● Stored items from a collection
+--

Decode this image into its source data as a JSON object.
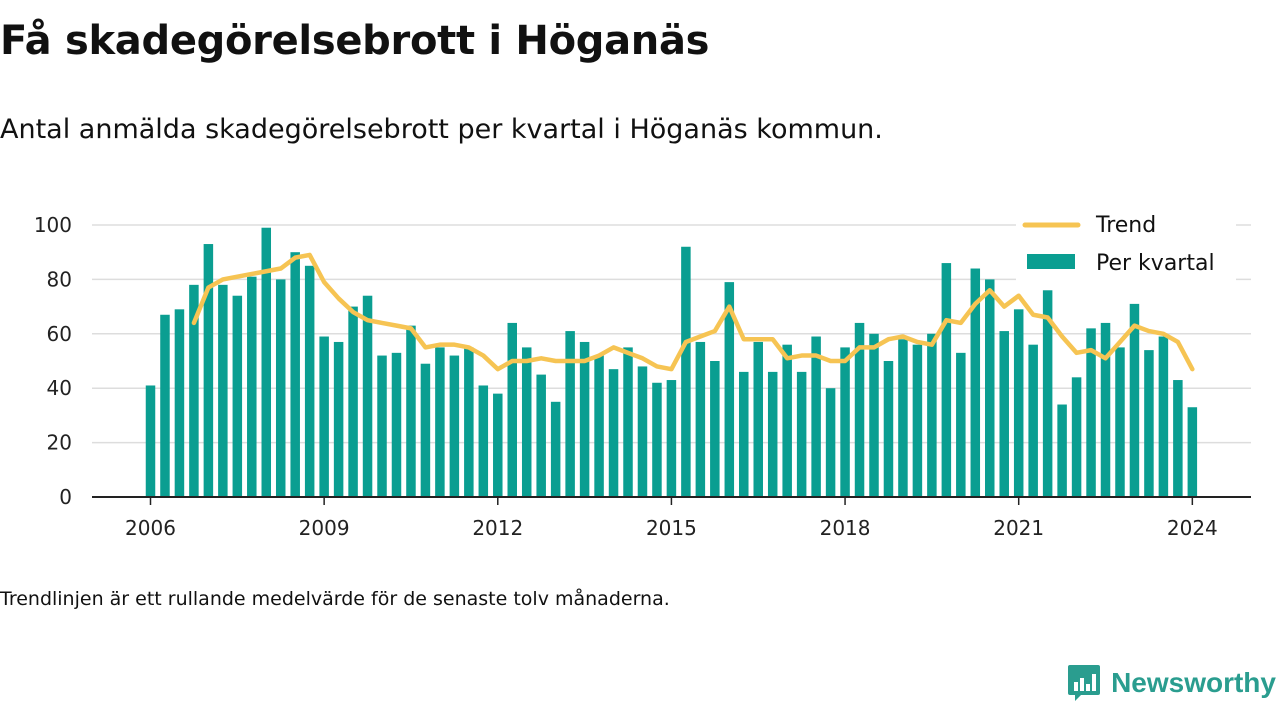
{
  "header": {
    "title": "Få skadegörelsebrott i Höganäs",
    "subtitle": "Antal anmälda skadegörelsebrott per kvartal i Höganäs kommun."
  },
  "footnote": "Trendlinjen är ett rullande medelvärde för de senaste tolv månaderna.",
  "brand": {
    "name": "Newsworthy",
    "icon": "newsworthy-logo-icon"
  },
  "colors": {
    "bars": "#0a9e91",
    "trend": "#f6c453",
    "grid": "#dddddd",
    "axis": "#222222",
    "brand": "#2a9d8f"
  },
  "chart_data": {
    "type": "bar",
    "x_tick_labels": [
      "2006",
      "2009",
      "2012",
      "2015",
      "2018",
      "2021",
      "2024"
    ],
    "y_ticks": [
      0,
      20,
      40,
      60,
      80,
      100
    ],
    "ylim": [
      0,
      100
    ],
    "grid": true,
    "legend_position": "top-right",
    "series": [
      {
        "name": "Per kvartal",
        "kind": "bar",
        "values": [
          41,
          67,
          69,
          78,
          93,
          78,
          74,
          81,
          99,
          80,
          90,
          85,
          59,
          57,
          70,
          74,
          52,
          53,
          63,
          49,
          55,
          52,
          55,
          41,
          38,
          64,
          55,
          45,
          35,
          61,
          57,
          52,
          47,
          55,
          48,
          42,
          43,
          92,
          57,
          50,
          79,
          46,
          57,
          46,
          56,
          46,
          59,
          40,
          55,
          64,
          60,
          50,
          58,
          56,
          60,
          86,
          53,
          84,
          80,
          61,
          69,
          56,
          76,
          34,
          44,
          62,
          64,
          55,
          71,
          54,
          59,
          43,
          33
        ]
      },
      {
        "name": "Trend",
        "kind": "line",
        "values": [
          null,
          null,
          null,
          64,
          77,
          80,
          81,
          82,
          83,
          84,
          88,
          89,
          79,
          73,
          68,
          65,
          64,
          63,
          62,
          55,
          56,
          56,
          55,
          52,
          47,
          50,
          50,
          51,
          50,
          50,
          50,
          52,
          55,
          53,
          51,
          48,
          47,
          57,
          59,
          61,
          70,
          58,
          58,
          58,
          51,
          52,
          52,
          50,
          50,
          55,
          55,
          58,
          59,
          57,
          56,
          65,
          64,
          71,
          76,
          70,
          74,
          67,
          66,
          59,
          53,
          54,
          51,
          57,
          63,
          61,
          60,
          57,
          47
        ]
      }
    ]
  }
}
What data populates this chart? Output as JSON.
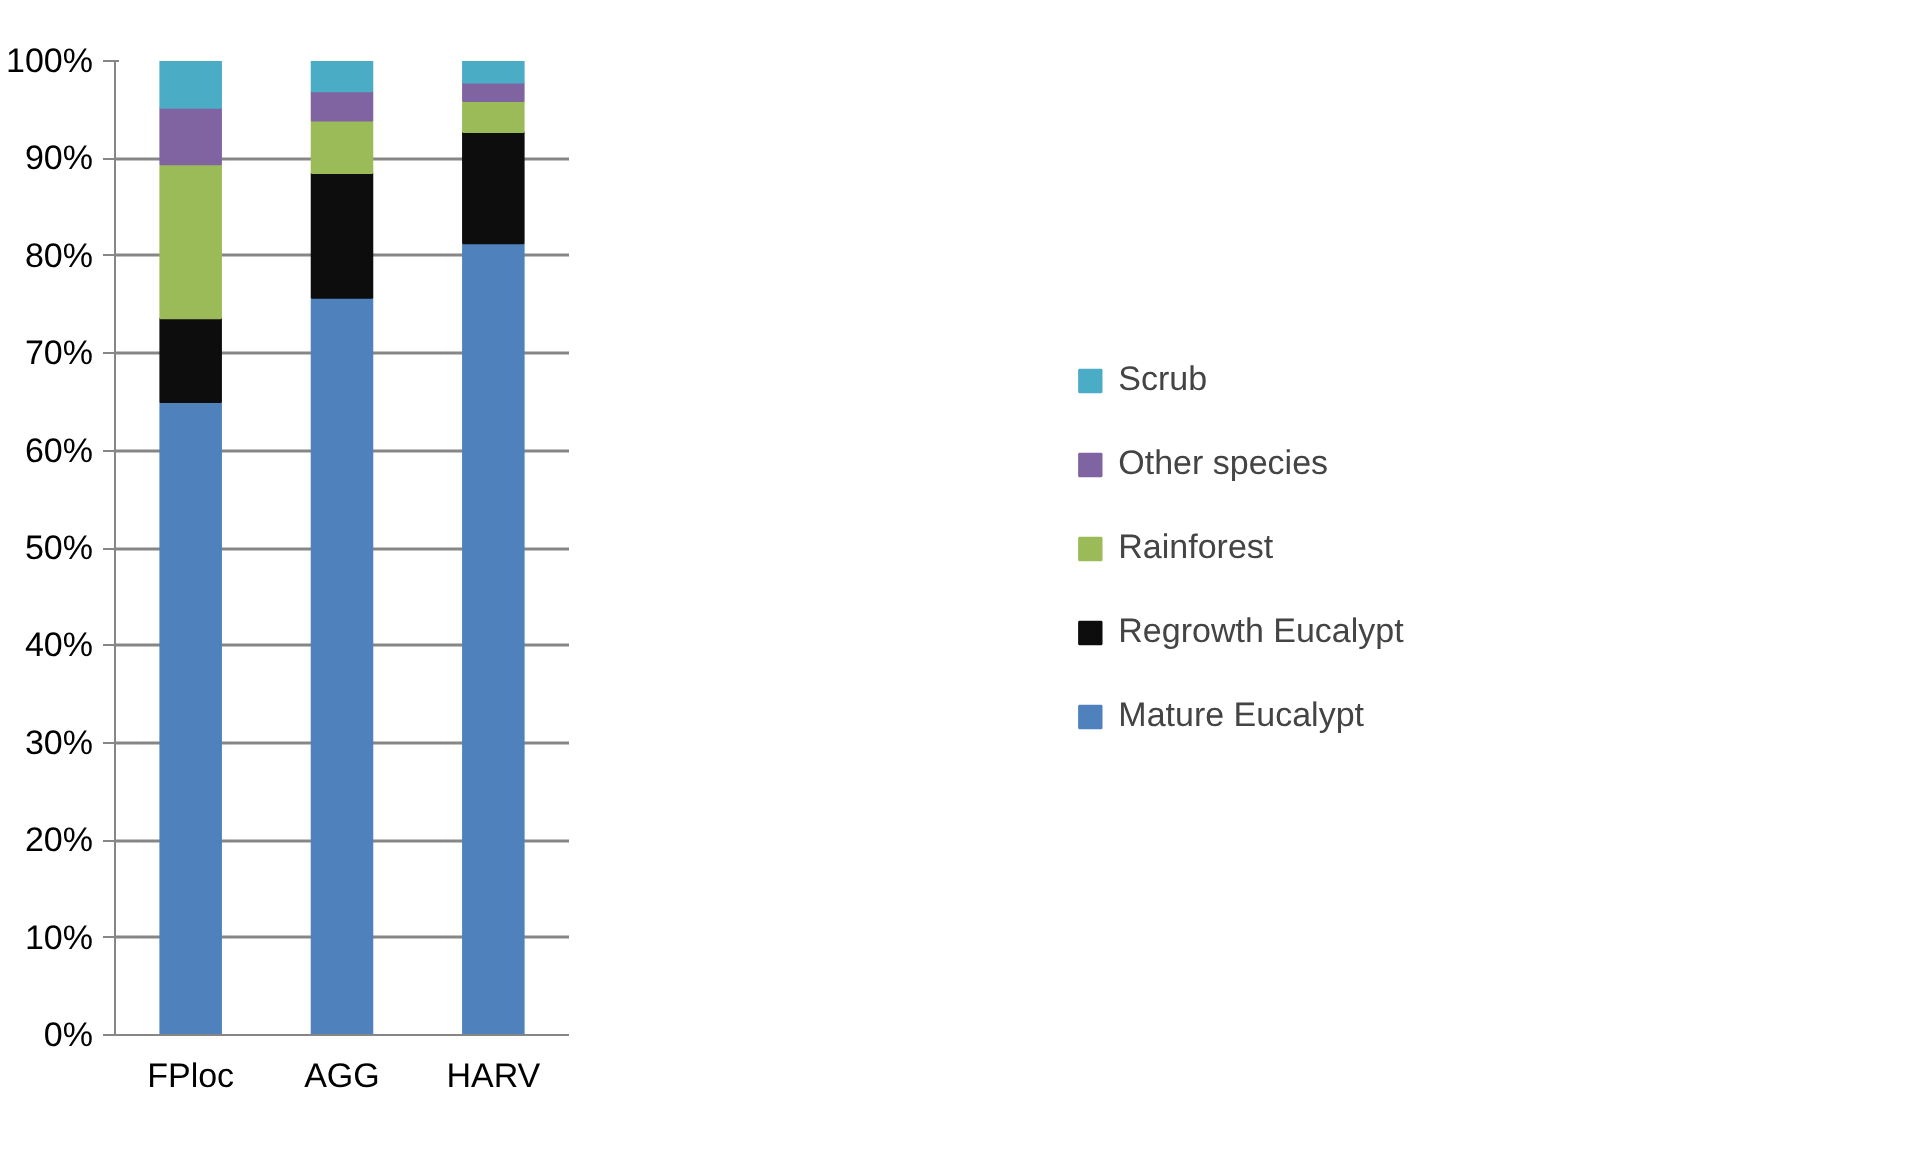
{
  "chart_data": {
    "type": "bar",
    "stacked": true,
    "categories": [
      "FPloc",
      "AGG",
      "HARV"
    ],
    "series": [
      {
        "name": "Mature Eucalypt",
        "color": "#4f81bd",
        "values": [
          65.0,
          75.7,
          81.3
        ]
      },
      {
        "name": "Regrowth Eucalypt",
        "color": "#0d0d0d",
        "values": [
          8.6,
          12.8,
          11.4
        ]
      },
      {
        "name": "Rainforest",
        "color": "#9bbb59",
        "values": [
          15.8,
          5.4,
          3.2
        ]
      },
      {
        "name": "Other species",
        "color": "#8064a2",
        "values": [
          5.8,
          3.0,
          1.9
        ]
      },
      {
        "name": "Scrub",
        "color": "#4bacc6",
        "values": [
          4.8,
          3.1,
          2.2
        ]
      }
    ],
    "ylim": [
      0,
      100
    ],
    "yticks": [
      {
        "value": 0,
        "label": "0%"
      },
      {
        "value": 10,
        "label": "10%"
      },
      {
        "value": 20,
        "label": "20%"
      },
      {
        "value": 30,
        "label": "30%"
      },
      {
        "value": 40,
        "label": "40%"
      },
      {
        "value": 50,
        "label": "50%"
      },
      {
        "value": 60,
        "label": "60%"
      },
      {
        "value": 70,
        "label": "70%"
      },
      {
        "value": 80,
        "label": "80%"
      },
      {
        "value": 90,
        "label": "90%"
      },
      {
        "value": 100,
        "label": "100%"
      }
    ],
    "grid": "y",
    "legend": "right"
  }
}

+--

● To do
Leave out every picture and copy the rest of the records exactly.

● Problem solution
Decode this image into its source data as a JSON object.
{
  "header": {
    "title": "Få skadegörelsebrott i Höganäs",
    "subtitle": "Antal anmälda skadegörelsebrott per kvartal i Höganäs kommun."
  },
  "footnote": "Trendlinjen är ett rullande medelvärde för de senaste tolv månaderna.",
  "brand": {
    "name": "Newsworthy",
    "icon": "newsworthy-logo-icon"
  },
  "colors": {
    "bars": "#0a9e91",
    "trend": "#f6c453",
    "grid": "#dddddd",
    "axis": "#222222",
    "brand": "#2a9d8f"
  },
  "chart_data": {
    "type": "bar",
    "x_tick_labels": [
      "2006",
      "2009",
      "2012",
      "2015",
      "2018",
      "2021",
      "2024"
    ],
    "y_ticks": [
      0,
      20,
      40,
      60,
      80,
      100
    ],
    "ylim": [
      0,
      100
    ],
    "grid": true,
    "legend_position": "top-right",
    "series": [
      {
        "name": "Per kvartal",
        "kind": "bar",
        "values": [
          41,
          67,
          69,
          78,
          93,
          78,
          74,
          81,
          99,
          80,
          90,
          85,
          59,
          57,
          70,
          74,
          52,
          53,
          63,
          49,
          55,
          52,
          55,
          41,
          38,
          64,
          55,
          45,
          35,
          61,
          57,
          52,
          47,
          55,
          48,
          42,
          43,
          92,
          57,
          50,
          79,
          46,
          57,
          46,
          56,
          46,
          59,
          40,
          55,
          64,
          60,
          50,
          58,
          56,
          60,
          86,
          53,
          84,
          80,
          61,
          69,
          56,
          76,
          34,
          44,
          62,
          64,
          55,
          71,
          54,
          59,
          43,
          33
        ]
      },
      {
        "name": "Trend",
        "kind": "line",
        "values": [
          null,
          null,
          null,
          64,
          77,
          80,
          81,
          82,
          83,
          84,
          88,
          89,
          79,
          73,
          68,
          65,
          64,
          63,
          62,
          55,
          56,
          56,
          55,
          52,
          47,
          50,
          50,
          51,
          50,
          50,
          50,
          52,
          55,
          53,
          51,
          48,
          47,
          57,
          59,
          61,
          70,
          58,
          58,
          58,
          51,
          52,
          52,
          50,
          50,
          55,
          55,
          58,
          59,
          57,
          56,
          65,
          64,
          71,
          76,
          70,
          74,
          67,
          66,
          59,
          53,
          54,
          51,
          57,
          63,
          61,
          60,
          57,
          47
        ]
      }
    ]
  }
}
What data populates this chart? Output as JSON.
{
  "chart_data": {
    "type": "bar",
    "stacked": true,
    "categories": [
      "FPloc",
      "AGG",
      "HARV"
    ],
    "series": [
      {
        "name": "Mature Eucalypt",
        "color": "#4f81bd",
        "values": [
          65.0,
          75.7,
          81.3
        ]
      },
      {
        "name": "Regrowth Eucalypt",
        "color": "#0d0d0d",
        "values": [
          8.6,
          12.8,
          11.4
        ]
      },
      {
        "name": "Rainforest",
        "color": "#9bbb59",
        "values": [
          15.8,
          5.4,
          3.2
        ]
      },
      {
        "name": "Other species",
        "color": "#8064a2",
        "values": [
          5.8,
          3.0,
          1.9
        ]
      },
      {
        "name": "Scrub",
        "color": "#4bacc6",
        "values": [
          4.8,
          3.1,
          2.2
        ]
      }
    ],
    "ylim": [
      0,
      100
    ],
    "yticks": [
      {
        "value": 0,
        "label": "0%"
      },
      {
        "value": 10,
        "label": "10%"
      },
      {
        "value": 20,
        "label": "20%"
      },
      {
        "value": 30,
        "label": "30%"
      },
      {
        "value": 40,
        "label": "40%"
      },
      {
        "value": 50,
        "label": "50%"
      },
      {
        "value": 60,
        "label": "60%"
      },
      {
        "value": 70,
        "label": "70%"
      },
      {
        "value": 80,
        "label": "80%"
      },
      {
        "value": 90,
        "label": "90%"
      },
      {
        "value": 100,
        "label": "100%"
      }
    ],
    "grid": "y",
    "legend": "right"
  }
}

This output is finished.